(Beginning of Source extract)

Wages only a guide to inflation goal: RBA

Reserve Bank of Australia governor Philip Lowe believes wages will need to be growing at more than three per cent annually to sustain inflation around the middle of the central bank's target band, a key to lifting interest rates.

However, he told an economists' lunch on Tuesday that this doesn't mean the RBA is targeting wages growth or that wages growth is the only determinant of inflation.

"Rather, we are using wages growth as one of the guideposts in assessing progress towards our goal and whether inflation is sustainably in the target range," he told an Australian Business Economists webinar.

The RBA wants to see inflation sustainably within the two to three per cent target band before it considers lifting the cash rate from its record low of 0.1 per cent.

"Our central scenario is that underlying inflation reaches the middle of the target by the end of 2023," Dr Lowe said.

However, he said this by itself would not warrant an increase in the cash rate and much would depend on the trajectory of the economy at the time.

"It is still plausible that the first increase in the cash rate will not be before 2024," Dr Lowe said.

Wages data on Wednesday will show what progress, if any, is being made towards the three per cent-plus goal on wages.

The Australian Bureau of Statistics will release its wage price index for the September quarter, a key measure for wages growth used by the RBA and Treasury.

(End of Source extract)
(Beginning of Information given)

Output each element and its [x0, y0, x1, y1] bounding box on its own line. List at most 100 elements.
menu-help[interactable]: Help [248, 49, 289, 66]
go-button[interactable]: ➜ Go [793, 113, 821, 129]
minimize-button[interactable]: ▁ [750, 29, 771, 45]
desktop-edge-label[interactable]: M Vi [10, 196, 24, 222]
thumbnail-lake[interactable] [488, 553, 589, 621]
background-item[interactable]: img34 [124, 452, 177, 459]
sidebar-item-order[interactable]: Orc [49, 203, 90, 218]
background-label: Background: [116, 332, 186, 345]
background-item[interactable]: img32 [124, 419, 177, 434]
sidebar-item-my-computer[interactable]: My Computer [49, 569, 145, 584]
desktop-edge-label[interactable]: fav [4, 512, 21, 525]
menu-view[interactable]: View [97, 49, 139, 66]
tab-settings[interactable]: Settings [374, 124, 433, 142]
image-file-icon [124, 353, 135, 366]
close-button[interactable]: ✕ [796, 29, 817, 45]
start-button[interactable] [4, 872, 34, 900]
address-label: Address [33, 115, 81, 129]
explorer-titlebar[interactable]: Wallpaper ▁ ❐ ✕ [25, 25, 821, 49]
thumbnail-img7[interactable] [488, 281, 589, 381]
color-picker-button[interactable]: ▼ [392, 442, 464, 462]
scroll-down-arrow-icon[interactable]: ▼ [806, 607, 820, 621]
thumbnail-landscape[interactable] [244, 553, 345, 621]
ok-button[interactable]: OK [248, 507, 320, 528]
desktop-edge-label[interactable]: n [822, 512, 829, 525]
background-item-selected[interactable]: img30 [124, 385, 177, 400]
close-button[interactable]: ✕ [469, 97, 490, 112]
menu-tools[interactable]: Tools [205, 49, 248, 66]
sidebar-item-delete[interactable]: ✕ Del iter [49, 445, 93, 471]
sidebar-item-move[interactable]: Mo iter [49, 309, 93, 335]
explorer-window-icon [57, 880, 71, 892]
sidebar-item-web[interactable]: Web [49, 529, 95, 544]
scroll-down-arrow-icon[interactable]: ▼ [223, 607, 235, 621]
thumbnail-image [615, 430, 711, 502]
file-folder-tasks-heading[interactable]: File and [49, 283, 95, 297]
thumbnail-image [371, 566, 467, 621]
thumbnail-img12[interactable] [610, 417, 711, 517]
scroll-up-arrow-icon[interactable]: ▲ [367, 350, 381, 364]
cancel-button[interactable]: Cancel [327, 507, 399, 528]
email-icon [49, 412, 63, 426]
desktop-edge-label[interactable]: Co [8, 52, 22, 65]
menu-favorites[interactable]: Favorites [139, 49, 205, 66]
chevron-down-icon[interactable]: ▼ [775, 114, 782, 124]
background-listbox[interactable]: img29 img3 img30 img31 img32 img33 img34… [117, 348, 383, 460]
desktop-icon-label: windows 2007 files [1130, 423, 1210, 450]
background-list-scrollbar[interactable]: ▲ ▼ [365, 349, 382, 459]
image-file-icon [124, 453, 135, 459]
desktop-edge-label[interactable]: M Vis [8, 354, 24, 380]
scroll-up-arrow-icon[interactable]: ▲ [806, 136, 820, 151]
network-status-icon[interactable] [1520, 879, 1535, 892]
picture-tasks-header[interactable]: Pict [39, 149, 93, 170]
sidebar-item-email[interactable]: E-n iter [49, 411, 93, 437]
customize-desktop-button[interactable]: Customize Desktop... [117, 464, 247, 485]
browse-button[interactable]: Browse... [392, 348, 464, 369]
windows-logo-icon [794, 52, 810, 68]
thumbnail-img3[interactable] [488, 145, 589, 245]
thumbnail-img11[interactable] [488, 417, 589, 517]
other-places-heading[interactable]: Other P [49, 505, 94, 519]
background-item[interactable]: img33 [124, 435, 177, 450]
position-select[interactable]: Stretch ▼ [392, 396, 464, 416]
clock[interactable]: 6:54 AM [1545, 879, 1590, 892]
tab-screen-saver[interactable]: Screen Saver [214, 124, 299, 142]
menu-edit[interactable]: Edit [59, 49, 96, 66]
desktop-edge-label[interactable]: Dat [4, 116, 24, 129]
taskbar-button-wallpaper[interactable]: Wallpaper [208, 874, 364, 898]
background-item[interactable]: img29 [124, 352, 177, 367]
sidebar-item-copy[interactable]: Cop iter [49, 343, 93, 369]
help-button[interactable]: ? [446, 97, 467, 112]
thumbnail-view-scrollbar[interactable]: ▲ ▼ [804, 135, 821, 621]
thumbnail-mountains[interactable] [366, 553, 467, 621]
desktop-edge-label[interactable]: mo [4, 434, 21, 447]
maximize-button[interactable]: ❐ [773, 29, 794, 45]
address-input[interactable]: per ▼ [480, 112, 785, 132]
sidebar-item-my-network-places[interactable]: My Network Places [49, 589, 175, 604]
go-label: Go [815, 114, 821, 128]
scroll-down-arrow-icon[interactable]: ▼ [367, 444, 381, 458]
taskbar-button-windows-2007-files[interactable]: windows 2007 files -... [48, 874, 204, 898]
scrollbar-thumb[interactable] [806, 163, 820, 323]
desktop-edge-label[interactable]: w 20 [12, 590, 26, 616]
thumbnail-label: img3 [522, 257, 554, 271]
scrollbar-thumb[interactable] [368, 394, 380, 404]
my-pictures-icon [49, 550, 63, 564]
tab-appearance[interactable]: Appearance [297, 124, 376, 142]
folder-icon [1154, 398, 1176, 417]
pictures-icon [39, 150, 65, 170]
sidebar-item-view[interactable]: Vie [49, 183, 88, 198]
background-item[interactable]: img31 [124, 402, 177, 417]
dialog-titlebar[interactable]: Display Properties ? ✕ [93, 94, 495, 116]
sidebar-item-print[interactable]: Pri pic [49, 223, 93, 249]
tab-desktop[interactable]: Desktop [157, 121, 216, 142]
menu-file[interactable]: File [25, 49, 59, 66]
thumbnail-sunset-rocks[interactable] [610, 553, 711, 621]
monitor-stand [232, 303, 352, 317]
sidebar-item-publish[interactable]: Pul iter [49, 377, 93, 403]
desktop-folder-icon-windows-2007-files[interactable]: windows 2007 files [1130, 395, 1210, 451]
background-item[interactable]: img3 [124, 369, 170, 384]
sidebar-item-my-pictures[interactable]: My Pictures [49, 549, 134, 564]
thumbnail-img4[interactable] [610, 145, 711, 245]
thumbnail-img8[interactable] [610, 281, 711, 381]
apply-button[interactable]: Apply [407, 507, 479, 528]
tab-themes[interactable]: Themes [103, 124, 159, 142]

(End of Information given)

Problem requirements:
Please carry the news article about the RBA and wages growth forward from its final sentence.

Response area:
As of the June quarter annual wages growth was running at 1.7 per cent and only just above a record low of 1.4 per cent seen during the depths of the coronavirus pandemic.

For the September quarter economists' forecasts point to a 0.6 per cent rise in the quarter for an annual rate of 2.2 per cent, which would be the fastest pace in two years and back to pre-pandemic levels.

However, forecasts for the quarter range from a rise of 0.4 per cent to 0.8 per cent.

BetaShares chief economist David Bassanese said as the economy recovers from COVID-19, a tightening in the labour market seems inevitable.

"Whether this eventually translates into materially higher wage growth remains highly uncertain, especially with state and federal governments dead keen to ramp up immigration at the earliest opportunity," he said.

"The longer wage growth remains subdued, the longer the RBA will remain sidelined, and the longer the economy will be given the chance to grow at a solid above-trend pace."